- _Goal_:
Search the data for the string "Suppress" and extract every line where it appears.
___
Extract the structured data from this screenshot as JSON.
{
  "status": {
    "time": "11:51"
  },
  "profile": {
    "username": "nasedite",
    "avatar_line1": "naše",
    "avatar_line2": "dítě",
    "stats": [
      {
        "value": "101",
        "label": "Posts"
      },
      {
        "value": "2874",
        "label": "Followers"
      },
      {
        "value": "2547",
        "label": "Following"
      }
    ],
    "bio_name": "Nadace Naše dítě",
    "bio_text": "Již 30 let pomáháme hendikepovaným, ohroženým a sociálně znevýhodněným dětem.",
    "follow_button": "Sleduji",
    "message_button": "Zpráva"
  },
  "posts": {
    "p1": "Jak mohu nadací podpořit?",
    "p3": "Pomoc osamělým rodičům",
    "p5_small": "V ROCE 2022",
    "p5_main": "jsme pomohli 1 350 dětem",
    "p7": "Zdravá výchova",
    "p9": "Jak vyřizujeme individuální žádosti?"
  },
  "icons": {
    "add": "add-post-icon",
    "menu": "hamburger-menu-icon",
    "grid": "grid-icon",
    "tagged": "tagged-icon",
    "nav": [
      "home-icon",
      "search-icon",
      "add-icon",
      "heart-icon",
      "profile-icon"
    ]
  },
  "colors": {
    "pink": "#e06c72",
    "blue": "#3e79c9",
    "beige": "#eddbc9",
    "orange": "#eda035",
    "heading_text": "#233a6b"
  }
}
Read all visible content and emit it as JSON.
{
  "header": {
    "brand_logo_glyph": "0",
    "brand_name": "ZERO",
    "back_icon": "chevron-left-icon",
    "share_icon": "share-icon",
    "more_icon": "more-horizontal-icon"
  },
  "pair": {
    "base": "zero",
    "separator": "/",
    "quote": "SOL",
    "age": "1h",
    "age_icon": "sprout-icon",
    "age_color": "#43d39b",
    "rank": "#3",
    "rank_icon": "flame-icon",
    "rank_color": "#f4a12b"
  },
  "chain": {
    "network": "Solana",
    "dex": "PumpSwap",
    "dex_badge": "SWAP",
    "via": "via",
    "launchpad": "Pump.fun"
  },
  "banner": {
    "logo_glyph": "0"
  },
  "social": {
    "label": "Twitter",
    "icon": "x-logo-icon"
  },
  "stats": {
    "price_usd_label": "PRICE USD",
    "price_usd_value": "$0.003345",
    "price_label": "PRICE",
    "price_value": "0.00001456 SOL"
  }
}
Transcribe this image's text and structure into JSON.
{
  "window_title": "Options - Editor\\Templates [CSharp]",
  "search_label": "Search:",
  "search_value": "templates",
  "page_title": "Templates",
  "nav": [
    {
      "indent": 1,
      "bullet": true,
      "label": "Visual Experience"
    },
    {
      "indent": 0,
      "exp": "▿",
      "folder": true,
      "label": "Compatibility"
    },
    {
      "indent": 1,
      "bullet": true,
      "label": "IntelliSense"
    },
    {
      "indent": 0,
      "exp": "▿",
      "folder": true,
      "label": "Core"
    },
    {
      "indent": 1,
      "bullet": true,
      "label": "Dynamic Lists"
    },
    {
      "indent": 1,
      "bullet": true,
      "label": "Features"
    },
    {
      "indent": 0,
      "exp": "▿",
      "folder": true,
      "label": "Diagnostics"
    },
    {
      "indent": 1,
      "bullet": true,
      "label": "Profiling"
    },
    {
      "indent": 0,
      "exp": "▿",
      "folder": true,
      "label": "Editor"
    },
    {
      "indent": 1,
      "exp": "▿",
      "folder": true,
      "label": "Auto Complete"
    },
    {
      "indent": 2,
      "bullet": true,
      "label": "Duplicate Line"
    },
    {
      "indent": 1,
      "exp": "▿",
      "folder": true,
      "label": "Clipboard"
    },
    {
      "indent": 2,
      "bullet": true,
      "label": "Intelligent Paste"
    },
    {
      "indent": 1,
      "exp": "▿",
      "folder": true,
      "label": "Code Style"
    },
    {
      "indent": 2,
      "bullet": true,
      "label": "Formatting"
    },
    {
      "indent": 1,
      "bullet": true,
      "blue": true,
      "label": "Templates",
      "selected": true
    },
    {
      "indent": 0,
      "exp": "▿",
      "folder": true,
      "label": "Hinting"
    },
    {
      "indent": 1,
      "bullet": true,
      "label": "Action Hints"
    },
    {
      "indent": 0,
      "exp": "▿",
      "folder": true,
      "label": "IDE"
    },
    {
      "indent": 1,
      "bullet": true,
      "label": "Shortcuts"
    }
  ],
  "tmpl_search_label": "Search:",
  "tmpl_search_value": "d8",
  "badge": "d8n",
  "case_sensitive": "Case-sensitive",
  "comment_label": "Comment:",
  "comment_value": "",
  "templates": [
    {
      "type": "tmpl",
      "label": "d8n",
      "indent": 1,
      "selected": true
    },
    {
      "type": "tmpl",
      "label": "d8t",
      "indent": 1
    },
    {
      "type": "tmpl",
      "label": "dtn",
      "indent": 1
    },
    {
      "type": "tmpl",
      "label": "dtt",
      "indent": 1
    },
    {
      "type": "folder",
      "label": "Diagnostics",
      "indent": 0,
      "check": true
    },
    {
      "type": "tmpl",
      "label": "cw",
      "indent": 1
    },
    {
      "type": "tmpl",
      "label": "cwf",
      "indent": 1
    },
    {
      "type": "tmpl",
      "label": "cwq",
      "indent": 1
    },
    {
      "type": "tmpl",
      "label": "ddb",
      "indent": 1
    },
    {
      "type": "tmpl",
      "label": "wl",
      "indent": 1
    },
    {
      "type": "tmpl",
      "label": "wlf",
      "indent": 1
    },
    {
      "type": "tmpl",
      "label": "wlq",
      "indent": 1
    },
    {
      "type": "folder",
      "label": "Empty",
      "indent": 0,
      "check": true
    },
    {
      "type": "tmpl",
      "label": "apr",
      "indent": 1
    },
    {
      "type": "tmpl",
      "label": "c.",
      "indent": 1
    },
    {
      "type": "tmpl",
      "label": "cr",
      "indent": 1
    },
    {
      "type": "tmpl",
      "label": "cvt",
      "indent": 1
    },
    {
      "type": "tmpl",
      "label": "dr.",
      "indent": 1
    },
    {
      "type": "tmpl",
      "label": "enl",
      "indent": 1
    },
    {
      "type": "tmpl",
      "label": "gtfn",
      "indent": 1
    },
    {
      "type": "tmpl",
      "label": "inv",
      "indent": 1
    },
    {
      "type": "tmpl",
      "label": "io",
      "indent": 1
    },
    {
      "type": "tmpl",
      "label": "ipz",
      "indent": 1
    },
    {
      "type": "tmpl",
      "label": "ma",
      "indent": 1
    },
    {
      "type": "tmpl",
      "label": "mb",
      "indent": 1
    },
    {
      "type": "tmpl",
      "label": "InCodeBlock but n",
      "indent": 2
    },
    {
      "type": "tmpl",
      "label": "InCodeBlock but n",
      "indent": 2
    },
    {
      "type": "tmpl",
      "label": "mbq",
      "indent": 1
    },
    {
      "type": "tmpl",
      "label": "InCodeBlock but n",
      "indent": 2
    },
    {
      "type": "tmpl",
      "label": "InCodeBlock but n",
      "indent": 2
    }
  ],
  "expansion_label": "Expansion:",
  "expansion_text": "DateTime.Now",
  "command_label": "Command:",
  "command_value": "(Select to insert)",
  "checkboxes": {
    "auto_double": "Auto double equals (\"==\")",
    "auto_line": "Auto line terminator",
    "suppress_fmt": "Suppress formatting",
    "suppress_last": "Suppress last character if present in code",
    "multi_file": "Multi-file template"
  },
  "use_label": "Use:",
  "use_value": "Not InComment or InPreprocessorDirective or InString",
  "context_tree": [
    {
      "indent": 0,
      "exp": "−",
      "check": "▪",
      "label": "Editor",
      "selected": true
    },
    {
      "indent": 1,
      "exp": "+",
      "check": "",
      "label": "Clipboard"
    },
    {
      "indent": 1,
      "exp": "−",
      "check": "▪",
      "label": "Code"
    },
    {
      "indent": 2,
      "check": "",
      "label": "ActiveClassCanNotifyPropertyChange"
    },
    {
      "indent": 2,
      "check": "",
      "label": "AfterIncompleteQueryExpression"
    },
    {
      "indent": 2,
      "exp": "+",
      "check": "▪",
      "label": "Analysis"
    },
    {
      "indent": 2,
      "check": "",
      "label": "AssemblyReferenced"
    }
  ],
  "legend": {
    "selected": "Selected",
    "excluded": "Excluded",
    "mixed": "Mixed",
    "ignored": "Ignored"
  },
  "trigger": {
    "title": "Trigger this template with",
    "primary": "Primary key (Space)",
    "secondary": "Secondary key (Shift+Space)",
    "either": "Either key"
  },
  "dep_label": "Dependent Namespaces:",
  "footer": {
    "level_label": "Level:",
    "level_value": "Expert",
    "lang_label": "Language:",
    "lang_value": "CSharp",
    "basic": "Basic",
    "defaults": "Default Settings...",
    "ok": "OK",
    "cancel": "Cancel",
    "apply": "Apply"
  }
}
___
- _Written solution_:
    "suppress_fmt": "Suppress formatting",
    "suppress_last": "Suppress last character if present in code",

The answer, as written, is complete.